_Written problem_:
List each line of the data that holds the string "Maximum", please.

_Listing_:
>>>>

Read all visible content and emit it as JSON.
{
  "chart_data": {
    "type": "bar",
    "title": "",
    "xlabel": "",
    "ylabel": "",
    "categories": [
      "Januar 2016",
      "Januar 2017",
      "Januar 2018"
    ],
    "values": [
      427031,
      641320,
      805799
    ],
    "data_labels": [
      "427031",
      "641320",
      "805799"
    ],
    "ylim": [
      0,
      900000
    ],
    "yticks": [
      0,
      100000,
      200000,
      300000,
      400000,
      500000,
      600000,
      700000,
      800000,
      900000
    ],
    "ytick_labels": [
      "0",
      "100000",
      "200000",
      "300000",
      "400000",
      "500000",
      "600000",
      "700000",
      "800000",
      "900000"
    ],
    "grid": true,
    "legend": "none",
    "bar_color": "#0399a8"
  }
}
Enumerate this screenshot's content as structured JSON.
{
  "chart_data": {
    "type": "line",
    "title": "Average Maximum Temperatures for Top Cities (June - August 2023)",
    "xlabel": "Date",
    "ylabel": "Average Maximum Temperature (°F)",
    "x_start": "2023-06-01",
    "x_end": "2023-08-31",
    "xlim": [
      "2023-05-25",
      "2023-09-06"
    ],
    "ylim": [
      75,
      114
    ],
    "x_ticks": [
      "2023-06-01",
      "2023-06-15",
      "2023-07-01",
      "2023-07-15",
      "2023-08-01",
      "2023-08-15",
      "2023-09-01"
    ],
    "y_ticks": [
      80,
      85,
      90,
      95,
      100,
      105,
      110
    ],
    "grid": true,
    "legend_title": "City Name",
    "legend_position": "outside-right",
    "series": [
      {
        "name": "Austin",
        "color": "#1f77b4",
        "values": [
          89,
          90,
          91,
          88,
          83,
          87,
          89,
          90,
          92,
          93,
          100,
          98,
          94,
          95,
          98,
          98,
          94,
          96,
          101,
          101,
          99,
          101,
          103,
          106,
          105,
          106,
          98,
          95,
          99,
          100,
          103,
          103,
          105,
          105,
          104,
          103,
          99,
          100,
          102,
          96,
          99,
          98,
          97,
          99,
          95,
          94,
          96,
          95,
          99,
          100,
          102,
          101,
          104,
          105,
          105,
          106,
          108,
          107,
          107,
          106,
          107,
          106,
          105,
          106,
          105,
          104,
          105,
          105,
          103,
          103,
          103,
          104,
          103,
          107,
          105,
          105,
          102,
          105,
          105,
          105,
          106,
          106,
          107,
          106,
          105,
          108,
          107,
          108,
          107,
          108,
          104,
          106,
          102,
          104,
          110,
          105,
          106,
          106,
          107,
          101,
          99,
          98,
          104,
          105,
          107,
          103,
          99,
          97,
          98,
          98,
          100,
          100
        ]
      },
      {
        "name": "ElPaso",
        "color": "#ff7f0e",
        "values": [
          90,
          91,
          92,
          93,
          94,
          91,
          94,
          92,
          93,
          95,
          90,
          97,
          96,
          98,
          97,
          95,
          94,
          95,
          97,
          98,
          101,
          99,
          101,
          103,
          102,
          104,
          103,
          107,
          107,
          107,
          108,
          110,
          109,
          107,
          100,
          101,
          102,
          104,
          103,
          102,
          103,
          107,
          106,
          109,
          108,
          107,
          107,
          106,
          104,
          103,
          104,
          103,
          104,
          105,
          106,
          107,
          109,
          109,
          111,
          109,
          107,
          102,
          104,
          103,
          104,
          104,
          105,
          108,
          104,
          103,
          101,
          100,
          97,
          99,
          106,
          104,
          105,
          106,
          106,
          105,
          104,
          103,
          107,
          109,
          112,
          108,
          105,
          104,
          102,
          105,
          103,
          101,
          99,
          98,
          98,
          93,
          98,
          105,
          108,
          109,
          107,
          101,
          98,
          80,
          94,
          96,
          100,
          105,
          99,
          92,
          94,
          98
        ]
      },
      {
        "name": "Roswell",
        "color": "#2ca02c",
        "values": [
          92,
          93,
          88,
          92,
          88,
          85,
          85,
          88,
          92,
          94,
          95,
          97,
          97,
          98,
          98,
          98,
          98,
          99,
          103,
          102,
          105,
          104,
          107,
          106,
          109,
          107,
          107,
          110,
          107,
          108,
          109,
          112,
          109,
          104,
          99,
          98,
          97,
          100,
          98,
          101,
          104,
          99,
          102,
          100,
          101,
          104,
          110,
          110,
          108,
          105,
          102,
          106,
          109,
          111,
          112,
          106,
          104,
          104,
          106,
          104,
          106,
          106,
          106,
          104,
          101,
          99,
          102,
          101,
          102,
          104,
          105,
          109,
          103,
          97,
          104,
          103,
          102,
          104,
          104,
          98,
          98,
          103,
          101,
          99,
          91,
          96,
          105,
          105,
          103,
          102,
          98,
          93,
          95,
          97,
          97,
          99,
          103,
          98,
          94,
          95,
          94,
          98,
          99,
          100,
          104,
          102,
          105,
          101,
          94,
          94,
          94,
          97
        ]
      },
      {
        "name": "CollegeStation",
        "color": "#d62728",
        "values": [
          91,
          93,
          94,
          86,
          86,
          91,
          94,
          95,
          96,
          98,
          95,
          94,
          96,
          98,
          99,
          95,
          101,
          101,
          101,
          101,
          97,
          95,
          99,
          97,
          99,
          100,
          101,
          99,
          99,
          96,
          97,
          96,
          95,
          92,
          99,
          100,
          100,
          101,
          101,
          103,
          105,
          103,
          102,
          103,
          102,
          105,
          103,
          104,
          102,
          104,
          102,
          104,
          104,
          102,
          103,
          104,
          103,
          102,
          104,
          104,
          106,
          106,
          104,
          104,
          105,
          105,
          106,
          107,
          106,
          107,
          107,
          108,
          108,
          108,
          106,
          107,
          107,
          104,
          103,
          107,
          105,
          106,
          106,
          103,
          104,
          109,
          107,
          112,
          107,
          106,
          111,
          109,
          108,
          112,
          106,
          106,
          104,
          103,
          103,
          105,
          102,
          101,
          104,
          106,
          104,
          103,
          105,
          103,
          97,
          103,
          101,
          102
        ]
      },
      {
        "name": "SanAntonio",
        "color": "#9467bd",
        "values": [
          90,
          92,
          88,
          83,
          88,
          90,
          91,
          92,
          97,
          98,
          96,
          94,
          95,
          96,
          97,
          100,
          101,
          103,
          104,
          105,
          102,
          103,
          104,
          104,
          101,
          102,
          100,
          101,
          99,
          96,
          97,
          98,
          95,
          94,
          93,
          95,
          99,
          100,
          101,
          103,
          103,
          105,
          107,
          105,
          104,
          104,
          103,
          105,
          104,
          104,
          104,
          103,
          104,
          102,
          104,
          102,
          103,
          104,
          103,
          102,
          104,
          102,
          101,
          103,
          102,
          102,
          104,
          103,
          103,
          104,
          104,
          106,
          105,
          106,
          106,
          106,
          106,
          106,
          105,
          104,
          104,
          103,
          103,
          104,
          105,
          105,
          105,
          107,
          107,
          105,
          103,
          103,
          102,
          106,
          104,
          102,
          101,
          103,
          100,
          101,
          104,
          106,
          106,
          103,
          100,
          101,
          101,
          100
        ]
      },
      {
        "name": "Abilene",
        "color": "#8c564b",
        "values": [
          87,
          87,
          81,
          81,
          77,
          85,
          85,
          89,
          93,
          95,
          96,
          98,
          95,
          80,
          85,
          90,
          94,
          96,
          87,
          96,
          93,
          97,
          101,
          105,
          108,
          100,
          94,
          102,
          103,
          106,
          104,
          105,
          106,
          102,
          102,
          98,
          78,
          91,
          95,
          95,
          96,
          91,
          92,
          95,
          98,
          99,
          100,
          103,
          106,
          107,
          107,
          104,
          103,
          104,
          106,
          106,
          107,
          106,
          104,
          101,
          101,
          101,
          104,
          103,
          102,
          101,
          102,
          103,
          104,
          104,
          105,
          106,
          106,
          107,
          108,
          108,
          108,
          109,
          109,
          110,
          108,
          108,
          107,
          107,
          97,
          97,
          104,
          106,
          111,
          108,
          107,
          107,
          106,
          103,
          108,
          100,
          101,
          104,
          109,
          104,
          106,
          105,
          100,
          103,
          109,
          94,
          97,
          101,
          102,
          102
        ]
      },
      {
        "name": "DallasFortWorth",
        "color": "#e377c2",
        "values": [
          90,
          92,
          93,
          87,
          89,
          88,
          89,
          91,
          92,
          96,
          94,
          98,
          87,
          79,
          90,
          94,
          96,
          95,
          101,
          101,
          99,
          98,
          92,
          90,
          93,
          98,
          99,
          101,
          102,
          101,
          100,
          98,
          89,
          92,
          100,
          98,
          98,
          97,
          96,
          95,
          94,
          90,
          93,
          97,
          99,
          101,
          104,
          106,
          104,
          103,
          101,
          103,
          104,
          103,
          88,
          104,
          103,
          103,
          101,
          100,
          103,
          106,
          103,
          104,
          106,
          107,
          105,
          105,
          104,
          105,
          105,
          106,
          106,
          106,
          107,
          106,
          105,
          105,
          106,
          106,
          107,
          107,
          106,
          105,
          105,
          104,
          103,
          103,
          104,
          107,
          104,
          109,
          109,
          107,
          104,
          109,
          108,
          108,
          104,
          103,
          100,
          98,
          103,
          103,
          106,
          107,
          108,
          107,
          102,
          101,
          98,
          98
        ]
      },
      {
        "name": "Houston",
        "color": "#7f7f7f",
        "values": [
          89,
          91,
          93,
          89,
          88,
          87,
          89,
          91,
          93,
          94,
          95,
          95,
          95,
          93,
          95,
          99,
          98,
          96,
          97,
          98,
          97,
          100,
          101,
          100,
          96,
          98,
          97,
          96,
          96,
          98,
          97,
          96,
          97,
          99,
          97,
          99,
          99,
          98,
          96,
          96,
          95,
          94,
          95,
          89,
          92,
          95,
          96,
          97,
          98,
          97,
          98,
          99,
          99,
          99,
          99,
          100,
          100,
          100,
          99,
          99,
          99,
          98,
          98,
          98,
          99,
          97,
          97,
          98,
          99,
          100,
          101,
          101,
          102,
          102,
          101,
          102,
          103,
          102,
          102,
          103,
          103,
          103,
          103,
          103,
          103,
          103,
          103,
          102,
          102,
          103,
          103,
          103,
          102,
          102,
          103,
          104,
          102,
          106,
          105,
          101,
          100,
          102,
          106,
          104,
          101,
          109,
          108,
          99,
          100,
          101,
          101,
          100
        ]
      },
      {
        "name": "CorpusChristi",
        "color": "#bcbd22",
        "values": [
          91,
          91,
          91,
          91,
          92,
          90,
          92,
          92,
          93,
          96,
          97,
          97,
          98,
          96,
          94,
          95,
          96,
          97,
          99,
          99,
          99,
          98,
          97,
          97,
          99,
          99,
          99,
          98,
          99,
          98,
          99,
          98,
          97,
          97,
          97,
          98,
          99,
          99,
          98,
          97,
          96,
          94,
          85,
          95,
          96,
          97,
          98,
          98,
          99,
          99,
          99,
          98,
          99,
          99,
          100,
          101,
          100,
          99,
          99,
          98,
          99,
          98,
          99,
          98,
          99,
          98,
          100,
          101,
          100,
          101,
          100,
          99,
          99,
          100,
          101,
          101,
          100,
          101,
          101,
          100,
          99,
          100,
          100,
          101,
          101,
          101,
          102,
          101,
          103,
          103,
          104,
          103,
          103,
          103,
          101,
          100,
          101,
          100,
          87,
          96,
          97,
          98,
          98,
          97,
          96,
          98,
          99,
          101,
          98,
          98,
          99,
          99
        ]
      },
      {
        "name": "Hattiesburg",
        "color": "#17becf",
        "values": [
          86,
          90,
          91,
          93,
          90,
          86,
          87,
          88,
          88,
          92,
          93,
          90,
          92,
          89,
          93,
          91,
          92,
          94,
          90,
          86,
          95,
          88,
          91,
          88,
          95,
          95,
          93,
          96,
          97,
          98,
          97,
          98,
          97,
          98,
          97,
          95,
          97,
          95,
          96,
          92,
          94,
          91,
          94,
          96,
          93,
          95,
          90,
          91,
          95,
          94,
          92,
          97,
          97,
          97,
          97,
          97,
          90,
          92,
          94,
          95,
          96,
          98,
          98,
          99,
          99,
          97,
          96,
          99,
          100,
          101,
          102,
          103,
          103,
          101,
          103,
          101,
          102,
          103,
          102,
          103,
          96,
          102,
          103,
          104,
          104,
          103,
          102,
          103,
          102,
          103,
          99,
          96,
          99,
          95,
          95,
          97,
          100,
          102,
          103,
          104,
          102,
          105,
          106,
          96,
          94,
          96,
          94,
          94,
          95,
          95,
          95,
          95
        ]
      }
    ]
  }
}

<<<<

_Solved exercise_:
    "title": "Average Maximum Temperatures for Top Cities (June - August 2023)",
    "ylabel": "Average Maximum Temperature (°F)",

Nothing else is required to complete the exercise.